# TASK GOAL
In the data, extract each line that holds the string "Municipal".

# INPUT MATERIAL
====

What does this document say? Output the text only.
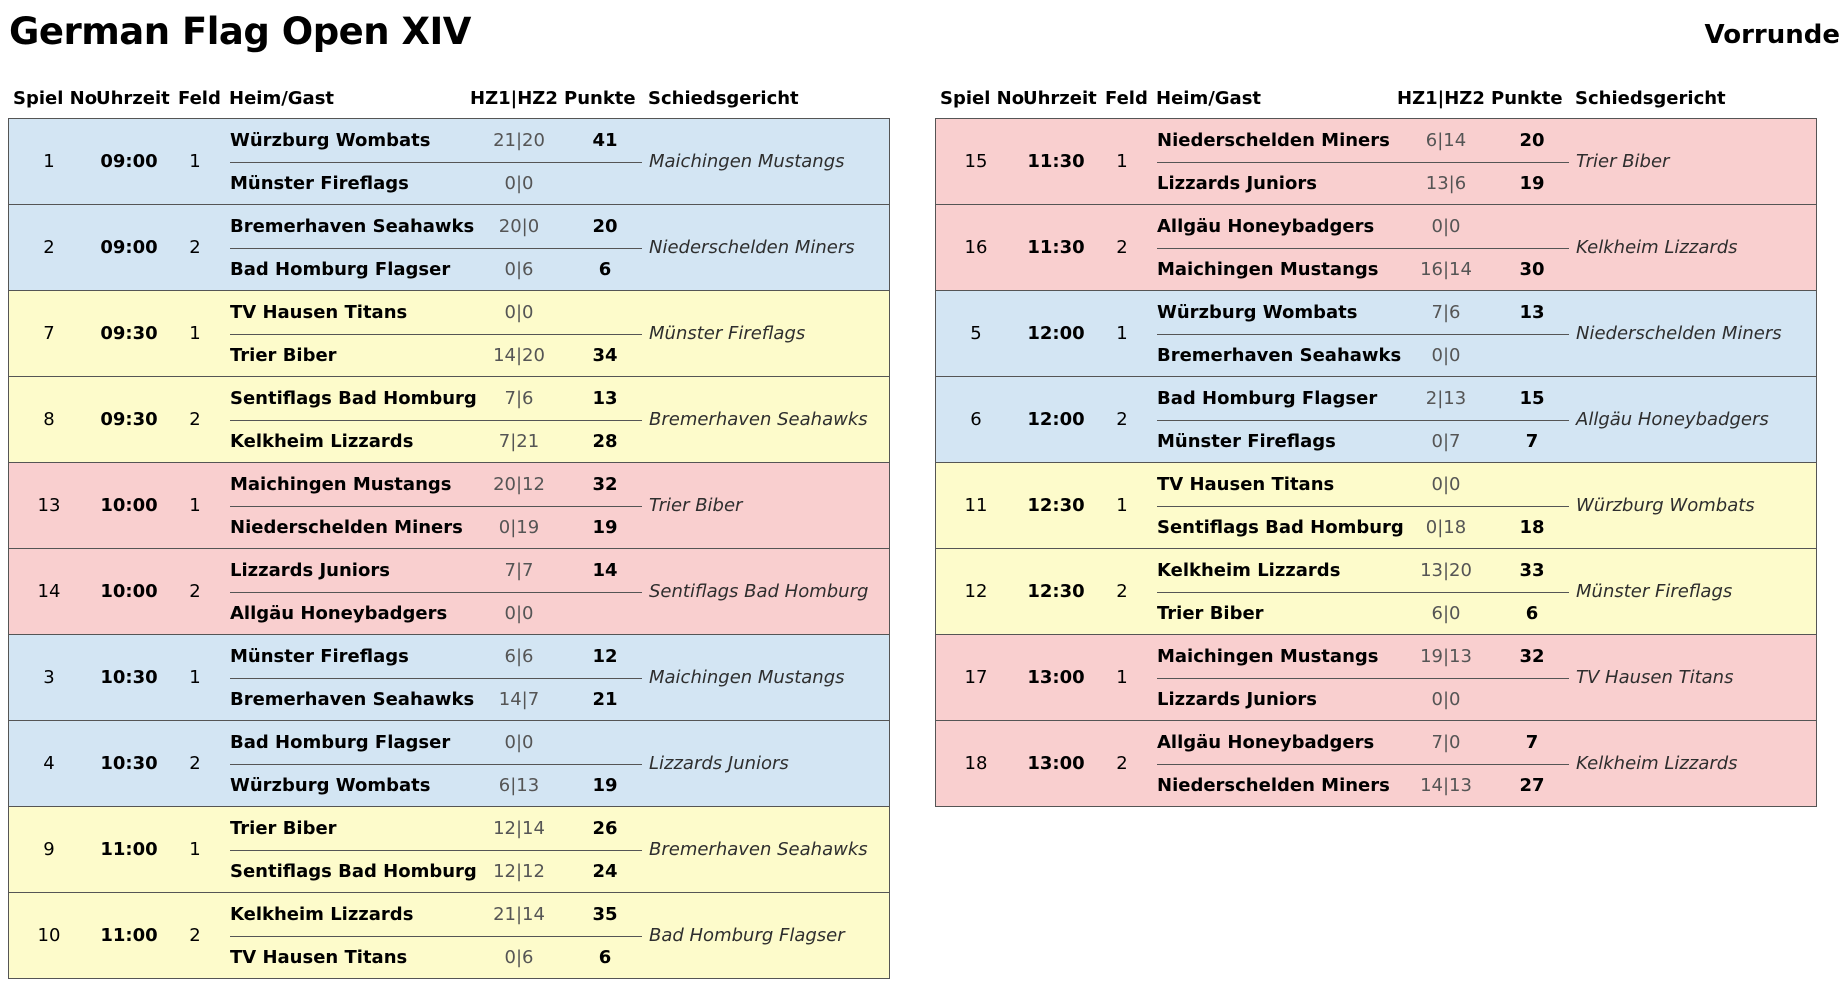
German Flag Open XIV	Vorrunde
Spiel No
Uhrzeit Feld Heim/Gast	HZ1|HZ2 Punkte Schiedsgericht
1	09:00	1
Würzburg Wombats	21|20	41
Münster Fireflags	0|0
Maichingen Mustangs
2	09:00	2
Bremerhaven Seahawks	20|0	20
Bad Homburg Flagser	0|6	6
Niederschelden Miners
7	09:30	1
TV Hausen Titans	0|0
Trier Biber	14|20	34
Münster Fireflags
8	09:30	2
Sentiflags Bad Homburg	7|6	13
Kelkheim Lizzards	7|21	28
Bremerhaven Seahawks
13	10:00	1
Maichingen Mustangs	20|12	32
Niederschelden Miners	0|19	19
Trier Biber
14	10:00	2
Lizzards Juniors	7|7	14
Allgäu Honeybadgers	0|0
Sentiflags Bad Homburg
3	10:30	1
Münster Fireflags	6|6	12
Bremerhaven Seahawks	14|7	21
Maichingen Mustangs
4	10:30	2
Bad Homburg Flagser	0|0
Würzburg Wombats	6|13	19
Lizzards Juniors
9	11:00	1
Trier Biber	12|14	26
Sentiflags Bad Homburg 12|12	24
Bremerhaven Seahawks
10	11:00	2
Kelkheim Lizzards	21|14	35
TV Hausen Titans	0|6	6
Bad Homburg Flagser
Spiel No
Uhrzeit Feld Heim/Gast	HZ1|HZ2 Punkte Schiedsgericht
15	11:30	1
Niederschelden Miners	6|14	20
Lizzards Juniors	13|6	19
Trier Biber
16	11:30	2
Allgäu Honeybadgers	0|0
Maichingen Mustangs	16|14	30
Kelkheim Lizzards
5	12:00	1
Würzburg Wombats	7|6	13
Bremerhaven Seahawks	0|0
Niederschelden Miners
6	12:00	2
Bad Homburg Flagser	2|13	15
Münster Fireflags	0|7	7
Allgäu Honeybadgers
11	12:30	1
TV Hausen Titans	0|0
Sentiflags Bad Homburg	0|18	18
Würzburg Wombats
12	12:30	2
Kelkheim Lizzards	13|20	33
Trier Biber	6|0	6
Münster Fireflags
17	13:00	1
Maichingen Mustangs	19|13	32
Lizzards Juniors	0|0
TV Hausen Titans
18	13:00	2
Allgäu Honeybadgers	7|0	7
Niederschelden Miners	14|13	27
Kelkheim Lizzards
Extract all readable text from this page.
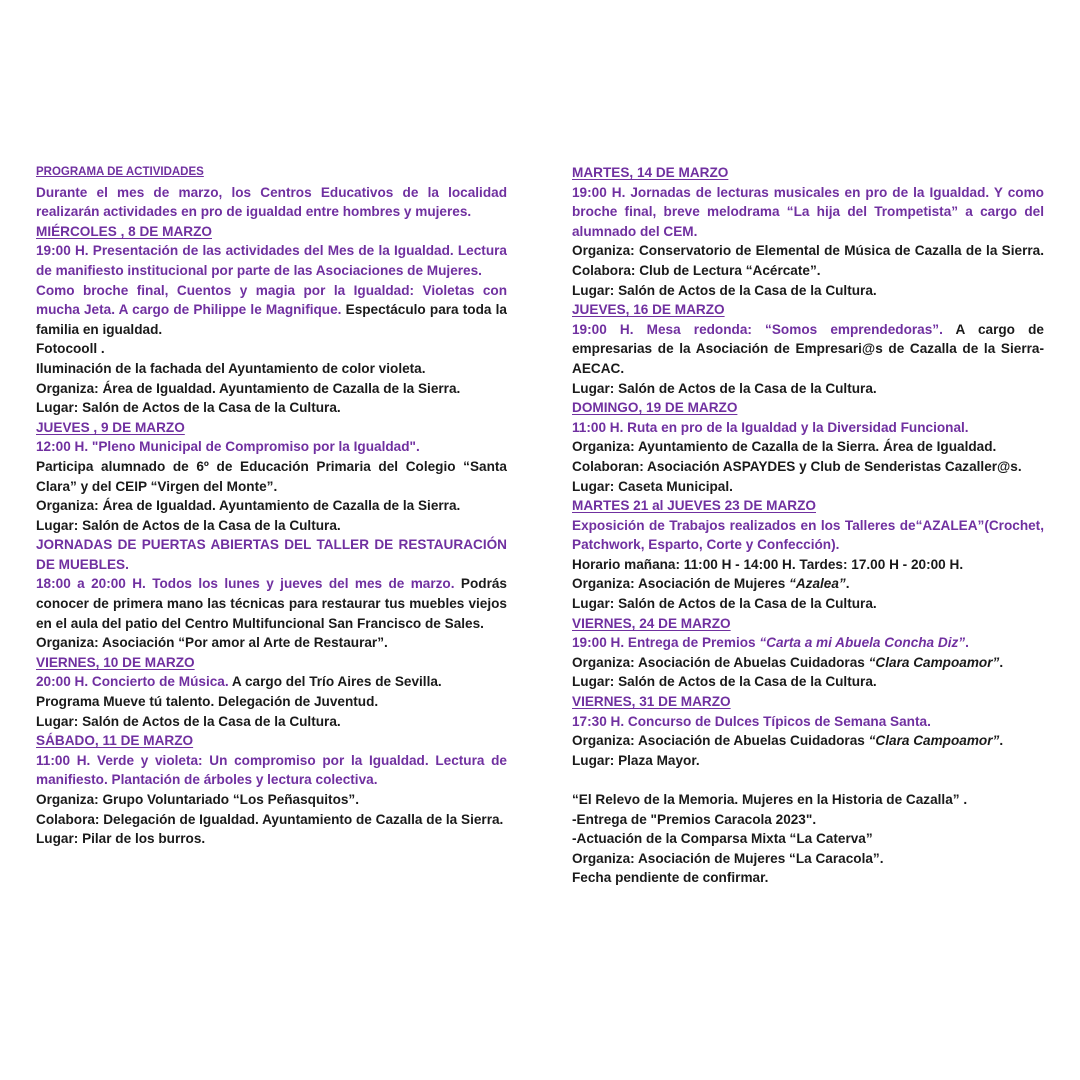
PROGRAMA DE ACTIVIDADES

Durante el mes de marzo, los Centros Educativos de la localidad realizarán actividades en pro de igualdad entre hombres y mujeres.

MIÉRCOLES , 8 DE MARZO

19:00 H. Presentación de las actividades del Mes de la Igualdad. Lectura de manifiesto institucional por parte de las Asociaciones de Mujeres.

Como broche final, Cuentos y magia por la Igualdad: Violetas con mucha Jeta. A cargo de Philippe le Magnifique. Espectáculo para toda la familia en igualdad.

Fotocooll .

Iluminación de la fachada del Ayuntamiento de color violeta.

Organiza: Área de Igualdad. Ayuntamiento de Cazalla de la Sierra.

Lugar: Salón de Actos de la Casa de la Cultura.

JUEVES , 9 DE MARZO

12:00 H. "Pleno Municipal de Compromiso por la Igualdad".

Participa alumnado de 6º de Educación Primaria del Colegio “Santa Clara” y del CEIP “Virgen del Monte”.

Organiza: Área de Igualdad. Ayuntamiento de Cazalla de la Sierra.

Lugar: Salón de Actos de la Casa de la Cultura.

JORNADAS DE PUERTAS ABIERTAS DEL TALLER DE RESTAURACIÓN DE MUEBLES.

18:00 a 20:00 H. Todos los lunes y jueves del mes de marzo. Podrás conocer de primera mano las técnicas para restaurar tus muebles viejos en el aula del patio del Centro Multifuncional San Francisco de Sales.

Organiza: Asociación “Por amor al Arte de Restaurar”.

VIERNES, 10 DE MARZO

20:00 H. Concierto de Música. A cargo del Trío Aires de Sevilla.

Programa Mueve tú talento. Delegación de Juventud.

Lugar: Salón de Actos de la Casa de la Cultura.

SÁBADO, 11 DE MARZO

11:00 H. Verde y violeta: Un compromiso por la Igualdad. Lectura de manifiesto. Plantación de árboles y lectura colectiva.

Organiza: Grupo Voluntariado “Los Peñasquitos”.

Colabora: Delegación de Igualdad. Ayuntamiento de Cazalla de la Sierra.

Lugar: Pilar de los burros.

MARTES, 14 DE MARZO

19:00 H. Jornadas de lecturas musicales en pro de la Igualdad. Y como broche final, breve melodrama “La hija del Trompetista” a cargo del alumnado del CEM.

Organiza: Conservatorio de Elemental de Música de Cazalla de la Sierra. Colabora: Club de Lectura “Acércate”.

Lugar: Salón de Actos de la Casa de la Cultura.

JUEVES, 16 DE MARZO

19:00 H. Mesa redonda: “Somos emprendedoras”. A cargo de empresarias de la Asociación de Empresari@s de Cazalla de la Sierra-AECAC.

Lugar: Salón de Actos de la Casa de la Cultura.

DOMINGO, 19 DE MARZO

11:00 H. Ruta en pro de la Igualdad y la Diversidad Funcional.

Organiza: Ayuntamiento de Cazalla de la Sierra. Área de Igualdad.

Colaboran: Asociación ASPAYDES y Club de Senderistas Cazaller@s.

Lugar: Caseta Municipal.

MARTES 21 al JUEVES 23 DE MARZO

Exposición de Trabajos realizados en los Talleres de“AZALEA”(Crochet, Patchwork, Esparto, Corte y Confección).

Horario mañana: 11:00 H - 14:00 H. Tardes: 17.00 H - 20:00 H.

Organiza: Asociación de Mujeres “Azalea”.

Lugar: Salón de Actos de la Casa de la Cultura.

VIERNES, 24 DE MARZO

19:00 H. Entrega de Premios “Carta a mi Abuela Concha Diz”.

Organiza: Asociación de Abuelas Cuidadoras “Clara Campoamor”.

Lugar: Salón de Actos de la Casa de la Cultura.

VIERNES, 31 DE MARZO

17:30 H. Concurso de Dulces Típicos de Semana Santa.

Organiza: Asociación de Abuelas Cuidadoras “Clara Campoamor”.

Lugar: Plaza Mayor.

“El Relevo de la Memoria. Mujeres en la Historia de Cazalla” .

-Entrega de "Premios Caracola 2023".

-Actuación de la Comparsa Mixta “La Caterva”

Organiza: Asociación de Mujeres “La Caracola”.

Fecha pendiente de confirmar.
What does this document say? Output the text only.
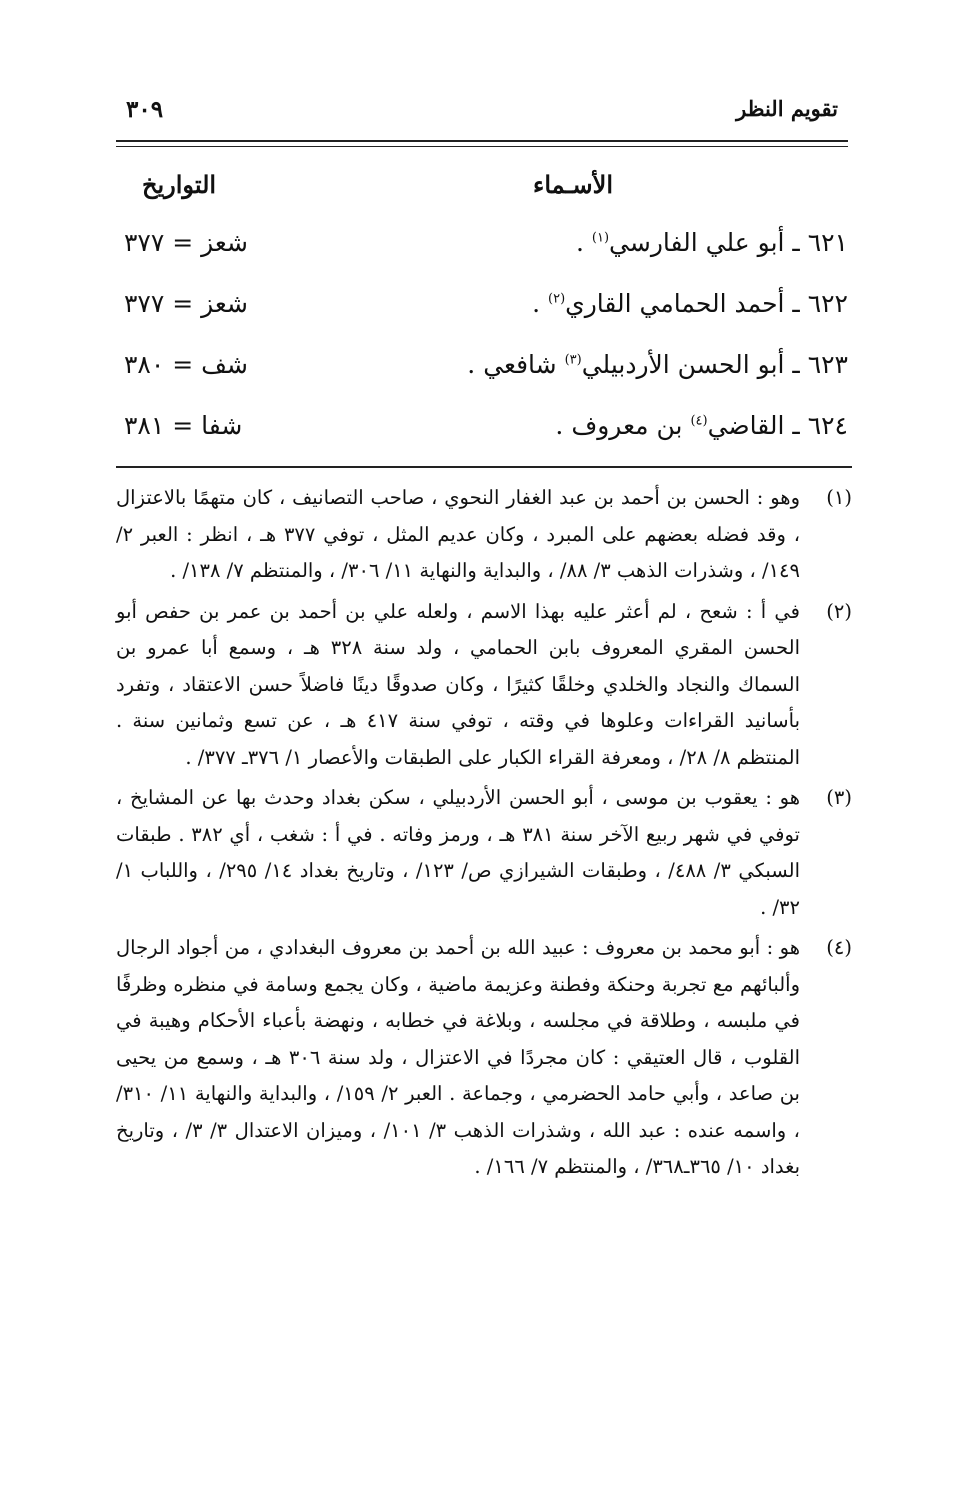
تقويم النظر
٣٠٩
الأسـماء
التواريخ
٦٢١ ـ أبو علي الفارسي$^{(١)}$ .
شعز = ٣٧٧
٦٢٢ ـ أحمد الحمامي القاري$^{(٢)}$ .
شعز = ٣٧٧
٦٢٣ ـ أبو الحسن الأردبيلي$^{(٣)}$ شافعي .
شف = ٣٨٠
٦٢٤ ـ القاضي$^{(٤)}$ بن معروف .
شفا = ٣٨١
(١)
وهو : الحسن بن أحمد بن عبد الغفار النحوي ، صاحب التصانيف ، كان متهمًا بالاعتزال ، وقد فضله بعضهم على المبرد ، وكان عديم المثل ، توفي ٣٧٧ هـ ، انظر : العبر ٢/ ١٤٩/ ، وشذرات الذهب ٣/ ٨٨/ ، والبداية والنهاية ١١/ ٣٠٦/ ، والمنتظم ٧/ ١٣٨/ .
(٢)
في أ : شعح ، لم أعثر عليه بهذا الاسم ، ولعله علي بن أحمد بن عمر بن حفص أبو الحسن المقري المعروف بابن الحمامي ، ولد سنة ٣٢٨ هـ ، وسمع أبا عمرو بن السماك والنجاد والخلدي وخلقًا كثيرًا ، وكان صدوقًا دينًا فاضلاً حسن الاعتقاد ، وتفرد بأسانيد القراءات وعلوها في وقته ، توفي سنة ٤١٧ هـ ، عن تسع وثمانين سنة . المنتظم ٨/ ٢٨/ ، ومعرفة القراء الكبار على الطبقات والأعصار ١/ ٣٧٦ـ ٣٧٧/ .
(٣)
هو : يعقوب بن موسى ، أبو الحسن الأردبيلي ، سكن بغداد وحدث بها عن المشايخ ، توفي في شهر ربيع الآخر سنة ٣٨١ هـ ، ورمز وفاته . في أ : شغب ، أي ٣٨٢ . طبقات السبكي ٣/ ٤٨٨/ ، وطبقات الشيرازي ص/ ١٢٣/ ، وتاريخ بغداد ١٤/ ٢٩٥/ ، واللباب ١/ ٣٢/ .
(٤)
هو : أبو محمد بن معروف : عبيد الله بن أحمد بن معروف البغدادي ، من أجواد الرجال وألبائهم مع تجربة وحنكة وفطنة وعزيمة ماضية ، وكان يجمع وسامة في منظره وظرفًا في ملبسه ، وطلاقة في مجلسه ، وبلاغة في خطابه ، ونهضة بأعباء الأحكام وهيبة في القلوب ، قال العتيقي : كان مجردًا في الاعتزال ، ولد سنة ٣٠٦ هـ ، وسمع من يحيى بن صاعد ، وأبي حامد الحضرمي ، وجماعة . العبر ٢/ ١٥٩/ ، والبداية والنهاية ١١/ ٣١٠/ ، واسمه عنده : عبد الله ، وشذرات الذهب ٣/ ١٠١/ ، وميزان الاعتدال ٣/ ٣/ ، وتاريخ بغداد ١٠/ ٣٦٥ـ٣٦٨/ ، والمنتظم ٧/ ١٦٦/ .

====

# ANSWER
12:00 H. "Pleno Municipal de Compromiso por la Igualdad".
Lugar: Caseta Municipal.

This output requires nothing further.